Put the lines below into a Markdown table with the columns "Row" and "Line", numbering each row and skipping blank lines. Leave the pictures out.

======

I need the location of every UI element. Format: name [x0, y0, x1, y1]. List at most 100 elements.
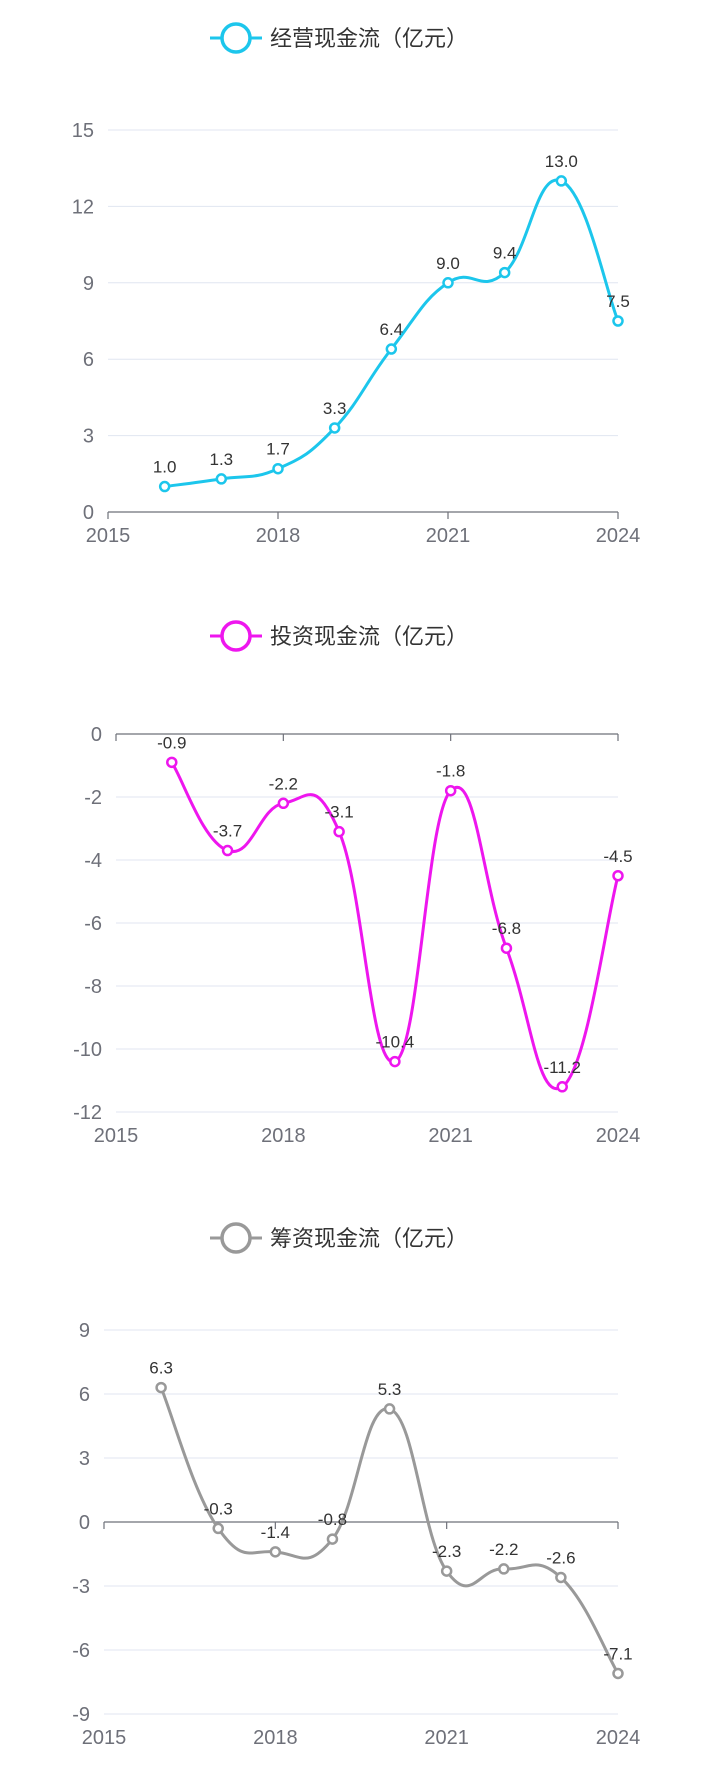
- data-point[interactable]: [612, 315, 624, 327]
- data-point[interactable]: [500, 942, 513, 954]
- data-label: -4.5: [603, 847, 632, 866]
- series-line: [159, 1387, 620, 1675]
- data-point[interactable]: [444, 784, 457, 797]
- legend-marker-icon: [220, 620, 252, 652]
- data-point[interactable]: [212, 1522, 224, 1535]
- data-label: -2.6: [546, 1548, 575, 1567]
- data-label: 13.0: [545, 152, 578, 171]
- data-label: 5.3: [378, 1380, 402, 1399]
- data-point[interactable]: [221, 844, 234, 857]
- data-label: 6.3: [149, 1359, 173, 1378]
- y-tick-label: 9: [83, 273, 94, 295]
- x-tick-label: 2024: [596, 525, 641, 547]
- data-point[interactable]: [215, 473, 228, 485]
- x-tick-label: 2015: [94, 1125, 139, 1147]
- data-point[interactable]: [555, 175, 568, 187]
- data-point[interactable]: [385, 343, 398, 355]
- chart-investing-cash-flow: 投资现金流（亿元） -12 -10 -8 -6 -4 -2 0 2015 2018 2021 2024…: [73, 620, 641, 1147]
- x-tick-label: 2021: [424, 1727, 469, 1749]
- chart-panel-operating-cash-flow: 经营现金流（亿元） 0 3 6 9 12 15 2015 2018 2021 2024 1.0 1.3 1…: [0, 0, 708, 590]
- data-label: -0.3: [204, 1499, 233, 1518]
- y-tick-label: 0: [79, 1512, 90, 1534]
- data-label: 1.7: [266, 440, 290, 459]
- legend-label: 经营现金流（亿元）: [270, 27, 468, 52]
- data-label: -2.3: [432, 1542, 461, 1561]
- y-tick-label: -4: [84, 850, 102, 872]
- data-label: -1.4: [261, 1523, 290, 1542]
- chart-financing-cash-flow: 筹资现金流（亿元） -9 -6 -3 0 3 6 9 2015 2018 2021 2024 6.3 -0…: [72, 1222, 641, 1749]
- y-tick-label: 12: [72, 196, 94, 218]
- chart-operating-cash-flow: 经营现金流（亿元） 0 3 6 9 12 15 2015 2018 2021 2024 1.0 1.3 1…: [72, 22, 641, 547]
- data-label: -11.2: [543, 1058, 581, 1077]
- data-label: 9.0: [436, 254, 460, 273]
- data-point[interactable]: [556, 1081, 568, 1093]
- legend-investing[interactable]: 投资现金流（亿元）: [210, 620, 468, 652]
- data-label: 1.0: [153, 458, 177, 477]
- data-point[interactable]: [498, 1563, 510, 1575]
- legend-financing[interactable]: 筹资现金流（亿元）: [210, 1222, 468, 1254]
- y-tick-label: -10: [73, 1039, 102, 1061]
- data-label: -0.8: [318, 1510, 347, 1529]
- y-tick-label: -9: [72, 1704, 90, 1726]
- legend-label: 筹资现金流（亿元）: [270, 1227, 468, 1252]
- data-point[interactable]: [383, 1403, 396, 1415]
- y-tick-label: 3: [79, 1448, 90, 1470]
- data-label: -2.2: [269, 774, 298, 793]
- y-tick-label: -3: [72, 1576, 90, 1598]
- data-label: 6.4: [380, 320, 404, 339]
- data-label: 9.4: [493, 244, 517, 263]
- data-point[interactable]: [612, 870, 624, 882]
- chart-panel-investing-cash-flow: 投资现金流（亿元） -12 -10 -8 -6 -4 -2 0 2015 2018 2021 2024…: [0, 598, 708, 1188]
- legend-label: 投资现金流（亿元）: [270, 625, 468, 650]
- data-point[interactable]: [389, 1055, 401, 1068]
- legend-marker-icon: [220, 22, 252, 54]
- data-point[interactable]: [326, 1533, 339, 1545]
- y-tick-label: 15: [72, 120, 94, 142]
- data-point[interactable]: [166, 756, 178, 769]
- data-label: 7.5: [606, 292, 630, 311]
- chart-panel-financing-cash-flow: 筹资现金流（亿元） -9 -6 -3 0 3 6 9 2015 2018 2021 2024 6.3 -0…: [0, 1196, 708, 1786]
- data-label: -2.2: [489, 1540, 518, 1559]
- x-tick-label: 2018: [253, 1727, 298, 1749]
- legend-marker-icon: [220, 1222, 252, 1254]
- x-tick-label: 2024: [596, 1727, 641, 1749]
- data-label: -3.7: [213, 822, 242, 841]
- y-tick-label: 9: [79, 1320, 90, 1342]
- y-tick-label: -6: [72, 1640, 90, 1662]
- y-tick-label: 0: [91, 724, 102, 746]
- y-tick-label: 0: [83, 502, 94, 524]
- y-tick-label: 3: [83, 426, 94, 448]
- data-point[interactable]: [612, 1667, 624, 1680]
- x-tick-label: 2015: [86, 525, 131, 547]
- y-tick-label: 6: [79, 1384, 90, 1406]
- legend-operating[interactable]: 经营现金流（亿元）: [210, 22, 468, 54]
- data-point[interactable]: [155, 1381, 167, 1394]
- x-tick-label: 2021: [426, 525, 471, 547]
- data-label: -6.8: [492, 919, 521, 938]
- data-point[interactable]: [158, 480, 171, 493]
- data-label: 1.3: [210, 450, 234, 469]
- data-point[interactable]: [277, 797, 290, 810]
- x-tick-label: 2018: [261, 1125, 306, 1147]
- data-point[interactable]: [442, 277, 454, 289]
- y-tick-label: -2: [84, 787, 102, 809]
- x-tick-label: 2015: [82, 1727, 127, 1749]
- x-tick-label: 2018: [256, 525, 301, 547]
- data-label: -0.9: [157, 733, 186, 752]
- data-point[interactable]: [555, 1571, 567, 1584]
- y-tick-label: -8: [84, 976, 102, 998]
- data-point[interactable]: [498, 266, 511, 279]
- data-point[interactable]: [328, 422, 341, 434]
- y-tick-label: -6: [84, 913, 102, 935]
- data-label: -7.1: [603, 1644, 632, 1663]
- x-tick-label: 2024: [596, 1125, 641, 1147]
- data-point[interactable]: [333, 825, 345, 838]
- data-point[interactable]: [440, 1565, 453, 1577]
- data-label: -1.8: [436, 762, 465, 781]
- data-point[interactable]: [272, 462, 284, 475]
- y-tick-label: -12: [73, 1102, 102, 1124]
- y-tick-label: 6: [83, 349, 94, 371]
- data-point[interactable]: [269, 1546, 282, 1558]
- data-label: 3.3: [323, 399, 347, 418]
- x-tick-label: 2021: [428, 1125, 473, 1147]
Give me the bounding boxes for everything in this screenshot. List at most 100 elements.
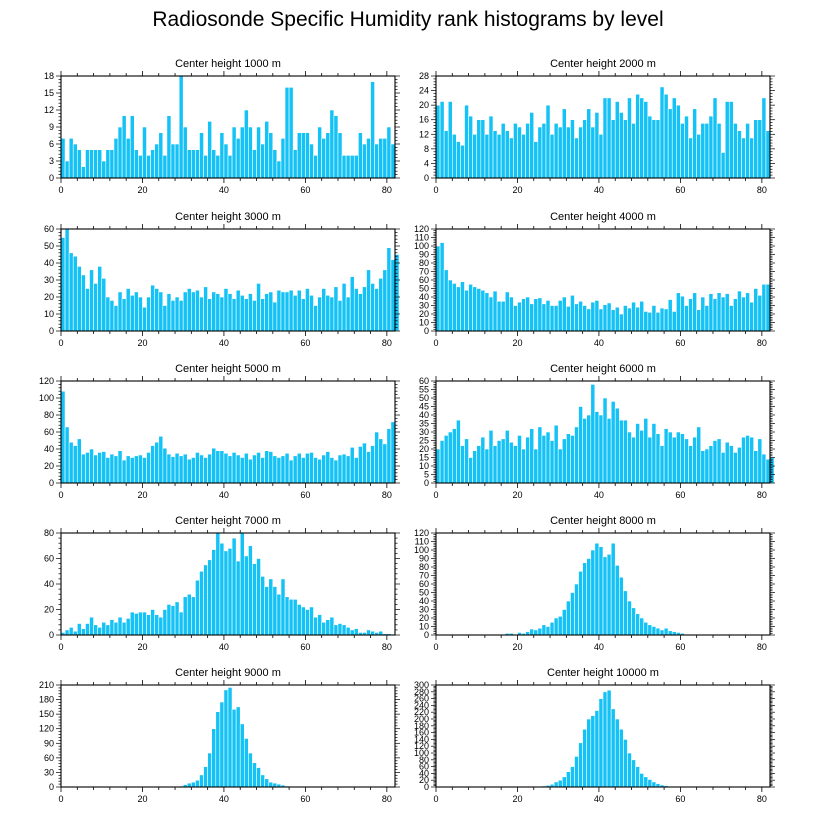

======

## FULL RESPONSE
| Row | Line |
|---|---|
| 1 | I need the location of every UI element. Format: name [x0, y0, x1, y1]. List at most 100 elements. |
| 2 | - data-point[interactable]: [612, 315, 624, 327] |
| 3 | - data-point[interactable]: [500, 942, 513, 954] |
| 4 | - data-label: -4.5: [603, 847, 632, 866] |
| 5 | - series-line: [159, 1387, 620, 1675] |
| 6 | - data-point[interactable]: [444, 784, 457, 797] |
| 7 | - legend-marker-icon: [220, 620, 252, 652] |
| 8 | - data-point[interactable]: [212, 1522, 224, 1535] |
| 9 | - data-label: -2.6: [546, 1548, 575, 1567] |
| 10 | - data-label: 13.0: [545, 152, 578, 171] |
| 11 | - data-label: 5.3: [378, 1380, 402, 1399] |
| 12 | - data-point[interactable]: [221, 844, 234, 857] |
| 13 | - data-label: 6.3: [149, 1359, 173, 1378] |
| 14 | - y-tick-label: 9: [83, 273, 94, 295] |
| 15 | - x-tick-label: 2024: [596, 525, 641, 547] |
| 16 | - data-point[interactable]: [215, 473, 228, 485] |
| 17 | - x-tick-label: 2015: [94, 1125, 139, 1147] |
| 18 | - data-point[interactable]: [555, 175, 568, 187] |
| 19 | - data-point[interactable]: [385, 343, 398, 355] |
| 20 | - chart-investing-cash-flow: 投资现金流（亿元） -12 -10 -8 -6 -4 -2 0 2015 2018 2021 2024…: [73, 620, 641, 1147] |
| 21 | - x-tick-label: 2021: [424, 1727, 469, 1749] |
| 22 | - chart-panel-operating-cash-flow: 经营现金流（亿元） 0 3 6 9 12 15 2015 2018 2021 2024 1.0 1.3 1…: [0, 0, 708, 590] |
| 23 | - data-label: -0.3: [204, 1499, 233, 1518] |
| 24 | - y-tick-label: 0: [79, 1512, 90, 1534] |
| 25 | - data-label: 1.7: [266, 440, 290, 459] |
| 26 | - legend-label: 经营现金流（亿元）: [270, 27, 468, 52] |
| 27 | - data-label: -2.3: [432, 1542, 461, 1561] |
| 28 | - y-tick-label: -4: [84, 850, 102, 872] |
| 29 | - data-label: -1.4: [261, 1523, 290, 1542] |
| 30 | - chart-financing-cash-flow: 筹资现金流（亿元） -9 -6 -3 0 3 6 9 2015 2018 2021 2024 6.3 -0…: [72, 1222, 641, 1749] |
| 31 | - y-tick-label: 12: [72, 196, 94, 218] |
| 32 | - chart-operating-cash-flow: 经营现金流（亿元） 0 3 6 9 12 15 2015 2018 2021 2024 1.0 1.3 1…: [72, 22, 641, 547] |
| 33 | - data-label: -11.2: [543, 1058, 581, 1077] |
| 34 | - data-label: 9.0: [436, 254, 460, 273] |
| 35 | - data-point[interactable]: [556, 1081, 568, 1093] |
| 36 | - legend-investing[interactable]: 投资现金流（亿元）: [210, 620, 468, 652] |
| 37 | - data-label: 1.0: [153, 458, 177, 477] |
| 38 | - data-point[interactable]: [498, 1563, 510, 1575] |
| 39 | - legend-financing[interactable]: 筹资现金流（亿元）: [210, 1222, 468, 1254] |
| 40 | - y-tick-label: -10: [73, 1039, 102, 1061] |
| 41 | - data-label: -0.8: [318, 1510, 347, 1529] |
| 42 | - y-tick-label: -9: [72, 1704, 90, 1726] |
| 43 | - legend-label: 筹资现金流（亿元）: [270, 1227, 468, 1252] |
| 44 | - data-point[interactable]: [383, 1403, 396, 1415] |
| 45 | - y-tick-label: 3: [79, 1448, 90, 1470] |
| 46 | - data-label: -2.2: [269, 774, 298, 793] |
| 47 | - y-tick-label: -3: [72, 1576, 90, 1598] |
| 48 | - data-label: 6.4: [380, 320, 404, 339] |
| 49 | - data-label: 9.4: [493, 244, 517, 263] |
| 50 | - data-point[interactable]: [612, 870, 624, 882] |
| 51 | - chart-panel-investing-cash-flow: 投资现金流（亿元） -12 -10 -8 -6 -4 -2 0 2015 2018 2021 2024…: [0, 598, 708, 1188] |
| 52 | - legend-label: 投资现金流（亿元）: [270, 625, 468, 650] |
| 53 | - data-point[interactable]: [389, 1055, 401, 1068] |
| 54 | - legend-marker-icon: [220, 22, 252, 54] |
| 55 | - data-point[interactable]: [326, 1533, 339, 1545] |
| 56 | - y-tick-label: 15: [72, 120, 94, 142] |
| 57 | - data-point[interactable]: [166, 756, 178, 769] |
| 58 | - data-label: 7.5: [606, 292, 630, 311] |
| 59 | - chart-panel-financing-cash-flow: 筹资现金流（亿元） -9 -6 -3 0 3 6 9 2015 2018 2021 2024 6.3 -0…: [0, 1196, 708, 1786] |
| 60 | - data-label: -2.2: [489, 1540, 518, 1559] |
| 61 | - x-tick-label: 2018: [253, 1727, 298, 1749] |
| 62 | - legend-marker-icon: [220, 1222, 252, 1254] |
| 63 | - x-tick-label: 2024: [596, 1727, 641, 1749] |
| 64 | - data-label: -3.7: [213, 822, 242, 841] |
| 65 | - y-tick-label: 9: [79, 1320, 90, 1342] |
| 66 | - y-tick-label: -6: [72, 1640, 90, 1662] |
| 67 | - y-tick-label: 0: [91, 724, 102, 746] |
| 68 | - y-tick-label: 0: [83, 502, 94, 524] |
| 69 | - y-tick-label: 3: [83, 426, 94, 448] |
| 70 | - data-point[interactable]: [612, 1667, 624, 1680] |
| 71 | - x-tick-label: 2015: [86, 525, 131, 547] |
| 72 | - y-tick-label: 6: [79, 1384, 90, 1406] |
| 73 | - legend-operating[interactable]: 经营现金流（亿元）: [210, 22, 468, 54] |
| 74 | - data-point[interactable]: [155, 1381, 167, 1394] |
| 75 | - x-tick-label: 2021: [426, 525, 471, 547] |
| 76 | - data-label: -6.8: [492, 919, 521, 938] |
| 77 | - data-point[interactable]: [158, 480, 171, 493] |
| 78 | - data-label: 1.3: [210, 450, 234, 469] |
| 79 | - data-point[interactable]: [277, 797, 290, 810] |
| 80 | - x-tick-label: 2018: [261, 1125, 306, 1147] |
| 81 | - data-point[interactable]: [442, 277, 454, 289] |
| 82 | - y-tick-label: -2: [84, 787, 102, 809] |
| 83 | - x-tick-label: 2015: [82, 1727, 127, 1749] |
| 84 | - x-tick-label: 2018: [256, 525, 301, 547] |
| 85 | - data-label: -0.9: [157, 733, 186, 752] |
| 86 | - data-point[interactable]: [555, 1571, 567, 1584] |
| 87 | - y-tick-label: -8: [84, 976, 102, 998] |
| 88 | - data-point[interactable]: [498, 266, 511, 279] |
| 89 | - data-point[interactable]: [328, 422, 341, 434] |
| 90 | - y-tick-label: -6: [84, 913, 102, 935] |
| 91 | - data-label: -7.1: [603, 1644, 632, 1663] |
| 92 | - x-tick-label: 2024: [596, 1125, 641, 1147] |
| 93 | - data-point[interactable]: [333, 825, 345, 838] |
| 94 | - data-point[interactable]: [440, 1565, 453, 1577] |
| 95 | - data-label: -1.8: [436, 762, 465, 781] |
| 96 | - data-point[interactable]: [272, 462, 284, 475] |
| 97 | - y-tick-label: -12: [73, 1102, 102, 1124] |
| 98 | - y-tick-label: 6: [83, 349, 94, 371] |
| 99 | - data-point[interactable]: [269, 1546, 282, 1558] |
| 100 | - data-label: 3.3: [323, 399, 347, 418] |
| 101 | - x-tick-label: 2021: [428, 1125, 473, 1147] |
| 102 | Give me the bounding boxes for everything in this screenshot. List at most 100 elements. |